== TASK PROMPT ==
Extract every entry word for word. Skip the pictures.

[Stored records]
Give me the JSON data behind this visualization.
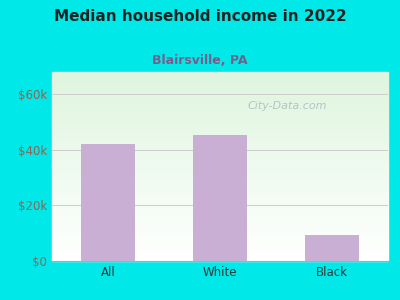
{
  "title": "Median household income in 2022",
  "subtitle": "Blairsville, PA",
  "categories": [
    "All",
    "White",
    "Black"
  ],
  "values": [
    42000,
    45500,
    9500
  ],
  "bar_color": "#c9afd4",
  "title_fontsize": 11,
  "subtitle_fontsize": 9,
  "subtitle_color": "#7a5c8a",
  "title_color": "#222222",
  "background_color": "#00e8e8",
  "yticks": [
    0,
    20000,
    40000,
    60000
  ],
  "ytick_labels": [
    "$0",
    "$20k",
    "$40k",
    "$60k"
  ],
  "ylim": [
    0,
    68000
  ],
  "watermark": "City-Data.com",
  "watermark_color": "#b0b8c0",
  "tick_color": "#886655",
  "xlabel_color": "#333333"
}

== EXERCISE OUTPUT ==
Give me the JSON data behind this visualization.
{
  "title": "Median household income in 2022",
  "subtitle": "Blairsville, PA",
  "categories": [
    "All",
    "White",
    "Black"
  ],
  "values": [
    42000,
    45500,
    9500
  ],
  "bar_color": "#c9afd4",
  "title_fontsize": 11,
  "subtitle_fontsize": 9,
  "subtitle_color": "#7a5c8a",
  "title_color": "#222222",
  "background_color": "#00e8e8",
  "yticks": [
    0,
    20000,
    40000,
    60000
  ],
  "ytick_labels": [
    "$0",
    "$20k",
    "$40k",
    "$60k"
  ],
  "ylim": [
    0,
    68000
  ],
  "watermark": "City-Data.com",
  "watermark_color": "#b0b8c0",
  "tick_color": "#886655",
  "xlabel_color": "#333333"
}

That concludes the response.